Output the records. Match them exactly.

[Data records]

..............................

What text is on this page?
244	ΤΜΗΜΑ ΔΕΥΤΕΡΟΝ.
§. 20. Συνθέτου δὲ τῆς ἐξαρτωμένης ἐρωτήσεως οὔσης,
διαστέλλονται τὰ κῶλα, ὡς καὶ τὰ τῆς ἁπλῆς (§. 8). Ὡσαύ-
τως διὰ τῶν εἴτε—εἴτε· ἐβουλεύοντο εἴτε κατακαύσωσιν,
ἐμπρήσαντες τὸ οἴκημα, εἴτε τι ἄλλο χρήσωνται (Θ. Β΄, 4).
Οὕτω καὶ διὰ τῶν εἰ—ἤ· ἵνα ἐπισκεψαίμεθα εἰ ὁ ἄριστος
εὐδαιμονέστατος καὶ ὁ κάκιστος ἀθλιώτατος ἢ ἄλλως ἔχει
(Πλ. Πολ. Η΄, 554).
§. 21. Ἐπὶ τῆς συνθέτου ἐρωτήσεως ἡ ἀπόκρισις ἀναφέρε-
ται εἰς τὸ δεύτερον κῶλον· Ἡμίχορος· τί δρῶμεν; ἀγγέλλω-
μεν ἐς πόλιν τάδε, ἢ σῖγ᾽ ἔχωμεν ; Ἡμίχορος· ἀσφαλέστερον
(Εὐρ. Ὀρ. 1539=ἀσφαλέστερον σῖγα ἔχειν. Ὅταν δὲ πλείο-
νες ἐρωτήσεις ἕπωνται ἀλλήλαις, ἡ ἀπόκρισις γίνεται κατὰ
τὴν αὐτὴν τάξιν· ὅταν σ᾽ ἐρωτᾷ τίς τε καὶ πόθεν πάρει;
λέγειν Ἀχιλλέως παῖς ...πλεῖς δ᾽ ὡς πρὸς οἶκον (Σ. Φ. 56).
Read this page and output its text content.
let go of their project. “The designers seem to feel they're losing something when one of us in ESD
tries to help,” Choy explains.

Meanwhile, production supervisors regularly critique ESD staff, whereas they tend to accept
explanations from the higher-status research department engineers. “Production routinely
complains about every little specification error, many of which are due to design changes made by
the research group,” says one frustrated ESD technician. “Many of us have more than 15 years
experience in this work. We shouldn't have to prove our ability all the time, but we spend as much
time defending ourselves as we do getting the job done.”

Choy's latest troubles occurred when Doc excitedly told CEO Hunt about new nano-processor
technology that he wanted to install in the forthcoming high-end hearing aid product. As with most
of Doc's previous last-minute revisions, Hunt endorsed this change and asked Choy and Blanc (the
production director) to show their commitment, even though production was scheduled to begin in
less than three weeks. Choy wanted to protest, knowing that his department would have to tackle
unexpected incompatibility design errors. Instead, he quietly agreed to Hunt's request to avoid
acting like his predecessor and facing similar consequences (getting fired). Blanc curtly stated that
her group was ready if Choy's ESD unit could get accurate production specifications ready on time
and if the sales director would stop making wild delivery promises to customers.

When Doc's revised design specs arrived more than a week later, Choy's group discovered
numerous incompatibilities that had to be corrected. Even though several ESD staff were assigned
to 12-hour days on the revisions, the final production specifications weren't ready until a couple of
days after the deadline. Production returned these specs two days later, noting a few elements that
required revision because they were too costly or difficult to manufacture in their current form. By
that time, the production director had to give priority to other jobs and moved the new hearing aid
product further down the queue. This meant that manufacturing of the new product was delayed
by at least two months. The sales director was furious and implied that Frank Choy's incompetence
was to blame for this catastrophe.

..............................

> **Response for this exercise**
What text is on this page?
244	ΤΜΗΜΑ ΔΕΥΤΕΡΟΝ.
§. 20. Συνθέτου δὲ τῆς ἐξαρτωμένης ἐρωτήσεως οὔσης,
διαστέλλονται τὰ κῶλα, ὡς καὶ τὰ τῆς ἁπλῆς (§. 8). Ὡσαύ-
τως διὰ τῶν εἴτε—εἴτε· ἐβουλεύοντο εἴτε κατακαύσωσιν,
ἐμπρήσαντες τὸ οἴκημα, εἴτε τι ἄλλο χρήσωνται (Θ. Β΄, 4).
Οὕτω καὶ διὰ τῶν εἰ—ἤ· ἵνα ἐπισκεψαίμεθα εἰ ὁ ἄριστος
εὐδαιμονέστατος καὶ ὁ κάκιστος ἀθλιώτατος ἢ ἄλλως ἔχει
(Πλ. Πολ. Η΄, 554).
§. 21. Ἐπὶ τῆς συνθέτου ἐρωτήσεως ἡ ἀπόκρισις ἀναφέρε-
ται εἰς τὸ δεύτερον κῶλον· Ἡμίχορος· τί δρῶμεν; ἀγγέλλω-
μεν ἐς πόλιν τάδε, ἢ σῖγ᾽ ἔχωμεν ; Ἡμίχορος· ἀσφαλέστερον
(Εὐρ. Ὀρ. 1539=ἀσφαλέστερον σῖγα ἔχειν. Ὅταν δὲ πλείο-
νες ἐρωτήσεις ἕπωνται ἀλλήλαις, ἡ ἀπόκρισις γίνεται κατὰ
τὴν αὐτὴν τάξιν· ὅταν σ᾽ ἐρωτᾷ τίς τε καὶ πόθεν πάρει;
λέγειν Ἀχιλλέως παῖς ...πλεῖς δ᾽ ὡς πρὸς οἶκον (Σ. Φ. 56).
Read this page and output its text content.
let go of their project. “The designers seem to feel they're losing something when one of us in ESD
tries to help,” Choy explains.

Meanwhile, production supervisors regularly critique ESD staff, whereas they tend to accept
explanations from the higher-status research department engineers. “Production routinely
complains about every little specification error, many of which are due to design changes made by
the research group,” says one frustrated ESD technician. “Many of us have more than 15 years
experience in this work. We shouldn't have to prove our ability all the time, but we spend as much
time defending ourselves as we do getting the job done.”

Choy's latest troubles occurred when Doc excitedly told CEO Hunt about new nano-processor
technology that he wanted to install in the forthcoming high-end hearing aid product. As with most
of Doc's previous last-minute revisions, Hunt endorsed this change and asked Choy and Blanc (the
production director) to show their commitment, even though production was scheduled to begin in
less than three weeks. Choy wanted to protest, knowing that his department would have to tackle
unexpected incompatibility design errors. Instead, he quietly agreed to Hunt's request to avoid
acting like his predecessor and facing similar consequences (getting fired). Blanc curtly stated that
her group was ready if Choy's ESD unit could get accurate production specifications ready on time
and if the sales director would stop making wild delivery promises to customers.

When Doc's revised design specs arrived more than a week later, Choy's group discovered
numerous incompatibilities that had to be corrected. Even though several ESD staff were assigned
to 12-hour days on the revisions, the final production specifications weren't ready until a couple of
days after the deadline. Production returned these specs two days later, noting a few elements that
required revision because they were too costly or difficult to manufacture in their current form. By
that time, the production director had to give priority to other jobs and moved the new hearing aid
product further down the queue. This meant that manufacturing of the new product was delayed
by at least two months. The sales director was furious and implied that Frank Choy's incompetence
was to blame for this catastrophe.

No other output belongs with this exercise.